#### GIVEN INSTRUCTION
Format the records below as a JSON list of strings, one string per line, with blank lines omitted and the pictures left out.

= = =

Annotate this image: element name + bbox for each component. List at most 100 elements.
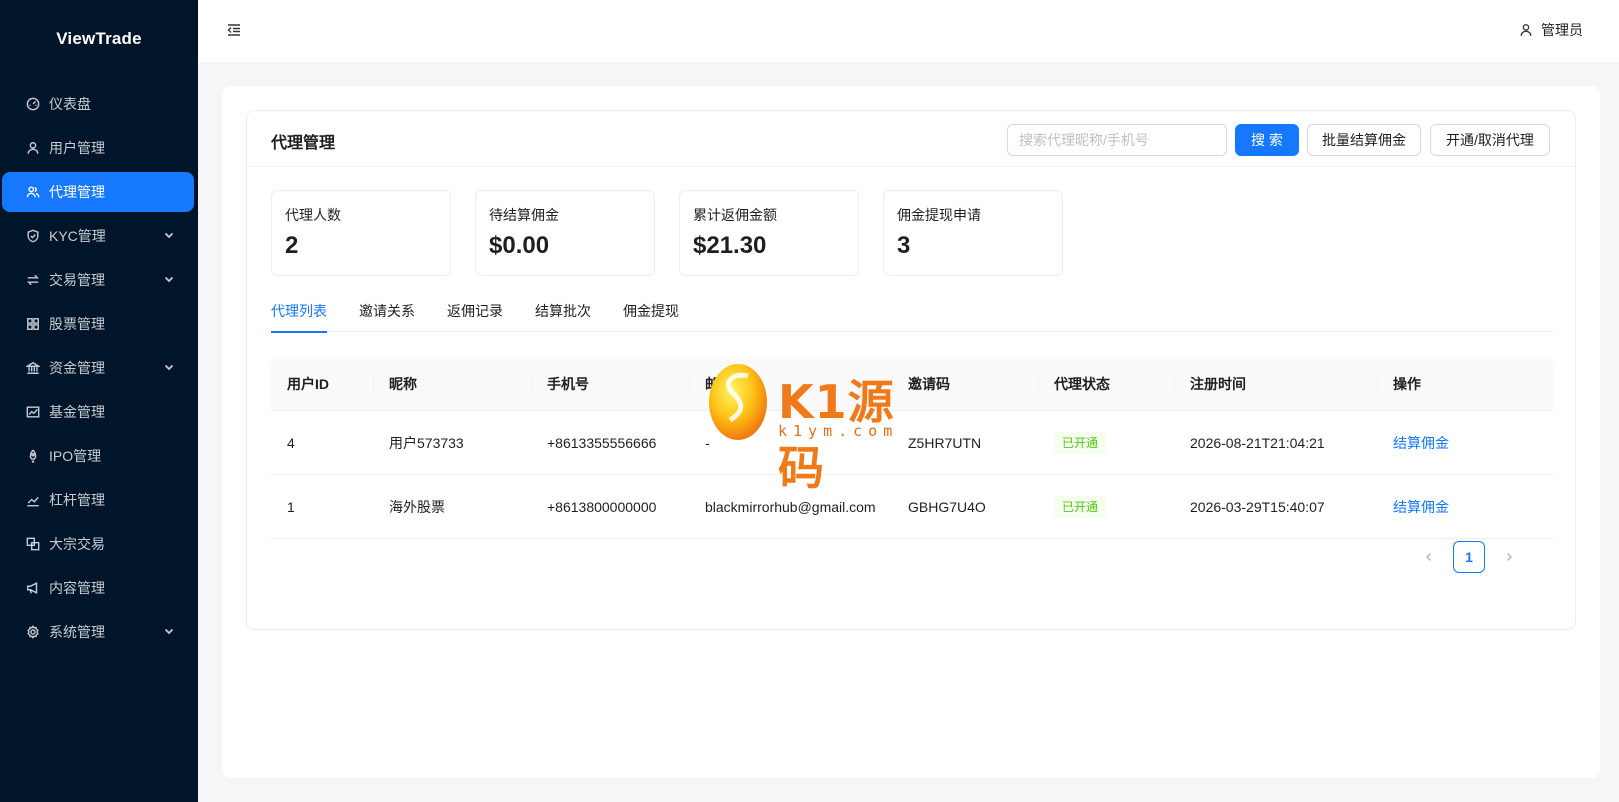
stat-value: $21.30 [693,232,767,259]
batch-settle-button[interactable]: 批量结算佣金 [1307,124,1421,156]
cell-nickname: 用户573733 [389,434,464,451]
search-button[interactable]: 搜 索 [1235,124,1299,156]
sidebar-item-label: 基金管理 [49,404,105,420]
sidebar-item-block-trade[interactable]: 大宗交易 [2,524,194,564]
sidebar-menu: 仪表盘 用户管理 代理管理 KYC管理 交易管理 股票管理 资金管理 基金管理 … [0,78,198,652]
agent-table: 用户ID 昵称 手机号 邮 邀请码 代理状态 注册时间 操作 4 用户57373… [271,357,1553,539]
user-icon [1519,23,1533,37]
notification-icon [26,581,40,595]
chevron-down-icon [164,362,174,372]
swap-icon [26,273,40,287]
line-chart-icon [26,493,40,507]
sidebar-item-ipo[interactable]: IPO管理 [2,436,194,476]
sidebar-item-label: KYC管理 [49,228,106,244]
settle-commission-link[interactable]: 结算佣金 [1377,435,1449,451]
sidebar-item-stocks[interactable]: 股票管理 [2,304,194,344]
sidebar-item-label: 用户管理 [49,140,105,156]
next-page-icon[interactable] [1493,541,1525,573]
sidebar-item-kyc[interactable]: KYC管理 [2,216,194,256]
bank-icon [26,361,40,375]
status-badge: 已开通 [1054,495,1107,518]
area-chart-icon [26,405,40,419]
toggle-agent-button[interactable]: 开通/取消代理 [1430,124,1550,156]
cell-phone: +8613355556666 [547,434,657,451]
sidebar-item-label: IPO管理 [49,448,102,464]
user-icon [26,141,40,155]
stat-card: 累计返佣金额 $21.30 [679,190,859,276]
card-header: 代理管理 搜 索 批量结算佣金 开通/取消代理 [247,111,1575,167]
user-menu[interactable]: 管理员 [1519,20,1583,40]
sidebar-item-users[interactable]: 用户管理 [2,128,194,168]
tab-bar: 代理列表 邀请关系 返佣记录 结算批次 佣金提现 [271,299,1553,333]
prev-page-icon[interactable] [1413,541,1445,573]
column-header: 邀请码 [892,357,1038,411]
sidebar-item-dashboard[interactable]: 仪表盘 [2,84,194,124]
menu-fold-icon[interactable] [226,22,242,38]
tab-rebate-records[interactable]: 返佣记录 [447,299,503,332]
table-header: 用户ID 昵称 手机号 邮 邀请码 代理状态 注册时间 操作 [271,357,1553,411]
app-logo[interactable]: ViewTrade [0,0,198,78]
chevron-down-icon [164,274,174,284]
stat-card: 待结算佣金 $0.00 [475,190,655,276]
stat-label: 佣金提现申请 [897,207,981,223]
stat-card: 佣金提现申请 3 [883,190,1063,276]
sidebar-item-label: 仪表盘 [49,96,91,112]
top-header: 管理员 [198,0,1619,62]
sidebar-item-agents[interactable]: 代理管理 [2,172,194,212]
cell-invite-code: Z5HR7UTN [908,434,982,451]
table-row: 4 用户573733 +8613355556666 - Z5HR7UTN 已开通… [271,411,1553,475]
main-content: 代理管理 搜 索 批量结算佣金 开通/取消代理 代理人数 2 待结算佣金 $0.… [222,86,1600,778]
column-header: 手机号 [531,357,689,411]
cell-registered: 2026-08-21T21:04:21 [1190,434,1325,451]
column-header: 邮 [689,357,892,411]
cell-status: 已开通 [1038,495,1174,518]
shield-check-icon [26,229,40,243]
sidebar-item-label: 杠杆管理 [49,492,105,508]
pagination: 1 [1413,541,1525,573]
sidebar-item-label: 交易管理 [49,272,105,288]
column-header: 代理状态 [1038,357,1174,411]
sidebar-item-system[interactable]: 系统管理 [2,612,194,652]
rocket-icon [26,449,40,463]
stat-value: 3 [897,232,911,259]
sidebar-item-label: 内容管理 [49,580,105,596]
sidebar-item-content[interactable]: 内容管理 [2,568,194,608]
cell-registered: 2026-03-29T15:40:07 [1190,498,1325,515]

= = =

#### WRITTEN ANSWER
[
  "Annotate this image: element name + bbox for each component. List at most 100 elements.",
  "stat-value: $21.30 [693,232,767,259]",
  "batch-settle-button[interactable]: 批量结算佣金 [1307,124,1421,156]",
  "cell-nickname: 用户573733 [389,434,464,451]",
  "search-button[interactable]: 搜 索 [1235,124,1299,156]",
  "sidebar-item-label: 基金管理 [49,404,105,420]",
  "sidebar-item-block-trade[interactable]: 大宗交易 [2,524,194,564]",
  "sidebar-menu: 仪表盘 用户管理 代理管理 KYC管理 交易管理 股票管理 资金管理 基金管理 … [0,78,198,652]",
  "agent-table: 用户ID 昵称 手机号 邮 邀请码 代理状态 注册时间 操作 4 用户57373… [271,357,1553,539]",
  "user-icon [1519,23,1533,37]",
  "notification-icon [26,581,40,595]",
  "chevron-down-icon [164,362,174,372]",
  "swap-icon [26,273,40,287]",
  "line-chart-icon [26,493,40,507]",
  "sidebar-item-ipo[interactable]: IPO管理 [2,436,194,476]",
  "sidebar-item-label: KYC管理 [49,228,106,244]",
  "settle-commission-link[interactable]: 结算佣金 [1377,435,1449,451]",
  "sidebar-item-stocks[interactable]: 股票管理 [2,304,194,344]",
  "sidebar-item-label: 用户管理 [49,140,105,156]",
  "next-page-icon[interactable] [1493,541,1525,573]",
  "sidebar-item-kyc[interactable]: KYC管理 [2,216,194,256]",
  "bank-icon [26,361,40,375]",
  "status-badge: 已开通 [1054,495,1107,518]",
  "area-chart-icon [26,405,40,419]",
  "toggle-agent-button[interactable]: 开通/取消代理 [1430,124,1550,156]",
  "cell-phone: +8613355556666 [547,434,657,451]",
  "sidebar-item-label: IPO管理 [49,448,102,464]",
  "user-icon [26,141,40,155]",
  "stat-card: 累计返佣金额 $21.30 [679,190,859,276]",
  "card-header: 代理管理 搜 索 批量结算佣金 开通/取消代理 [247,111,1575,167]",
  "user-menu[interactable]: 管理员 [1519,20,1583,40]",
  "sidebar-item-users[interactable]: 用户管理 [2,128,194,168]",
  "tab-bar: 代理列表 邀请关系 返佣记录 结算批次 佣金提现 [271,299,1553,333]",
  "prev-page-icon[interactable] [1413,541,1445,573]",
  "column-header: 邀请码 [892,357,1038,411]",
  "sidebar-item-dashboard[interactable]: 仪表盘 [2,84,194,124]",
  "menu-fold-icon[interactable] [226,22,242,38]",
  "tab-rebate-records[interactable]: 返佣记录 [447,299,503,332]",
  "table-header: 用户ID 昵称 手机号 邮 邀请码 代理状态 注册时间 操作 [271,357,1553,411]",
  "app-logo[interactable]: ViewTrade [0,0,198,78]",
  "chevron-down-icon [164,274,174,284]",
  "stat-card: 待结算佣金 $0.00 [475,190,655,276]",
  "stat-label: 佣金提现申请 [897,207,981,223]",
  "stat-card: 佣金提现申请 3 [883,190,1063,276]",
  "sidebar-item-label: 仪表盘 [49,96,91,112]",
  "top-header: 管理员 [198,0,1619,62]",
  "sidebar-item-agents[interactable]: 代理管理 [2,172,194,212]",
  "cell-invite-code: Z5HR7UTN [908,434,982,451]",
  "table-row: 4 用户573733 +8613355556666 - Z5HR7UTN 已开通… [271,411,1553,475]",
  "main-content: 代理管理 搜 索 批量结算佣金 开通/取消代理 代理人数 2 待结算佣金 $0.… [222,86,1600,778]",
  "column-header: 手机号 [531,357,689,411]",
  "cell-registered: 2026-08-21T21:04:21 [1190,434,1325,451]",
  "column-header: 邮 [689,357,892,411]",
  "cell-status: 已开通 [1038,495,1174,518]",
  "shield-check-icon [26,229,40,243]",
  "sidebar-item-label: 杠杆管理 [49,492,105,508]",
  "pagination: 1 [1413,541,1525,573]",
  "sidebar-item-label: 交易管理 [49,272,105,288]",
  "column-header: 代理状态 [1038,357,1174,411]",
  "sidebar-item-system[interactable]: 系统管理 [2,612,194,652]",
  "rocket-icon [26,449,40,463]",
  "stat-value: 3 [897,232,911,259]",
  "sidebar-item-label: 内容管理 [49,580,105,596]",
  "sidebar-item-content[interactable]: 内容管理 [2,568,194,608]",
  "cell-registered: 2026-03-29T15:40:07 [1190,498,1325,515]"
]